[Begin Data supplied]

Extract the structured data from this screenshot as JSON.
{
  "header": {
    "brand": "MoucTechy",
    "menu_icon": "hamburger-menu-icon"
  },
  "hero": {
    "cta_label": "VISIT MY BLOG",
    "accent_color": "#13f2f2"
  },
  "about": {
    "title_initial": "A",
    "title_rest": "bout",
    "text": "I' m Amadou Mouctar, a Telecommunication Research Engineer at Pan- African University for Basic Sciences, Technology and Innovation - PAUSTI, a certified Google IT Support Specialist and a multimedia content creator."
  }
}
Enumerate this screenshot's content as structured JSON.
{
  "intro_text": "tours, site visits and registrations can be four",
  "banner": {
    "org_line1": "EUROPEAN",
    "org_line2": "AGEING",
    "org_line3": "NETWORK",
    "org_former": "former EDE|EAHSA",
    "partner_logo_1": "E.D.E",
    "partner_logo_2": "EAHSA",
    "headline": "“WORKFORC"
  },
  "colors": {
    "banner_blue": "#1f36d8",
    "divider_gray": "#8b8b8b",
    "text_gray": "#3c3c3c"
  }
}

[End Data supplied]

* **Given task**: Read the data above and pull out each line that holds the string "structured".

* **Solution to the exercise**:
Extract the structured data from this screenshot as JSON.
Enumerate this screenshot's content as structured JSON.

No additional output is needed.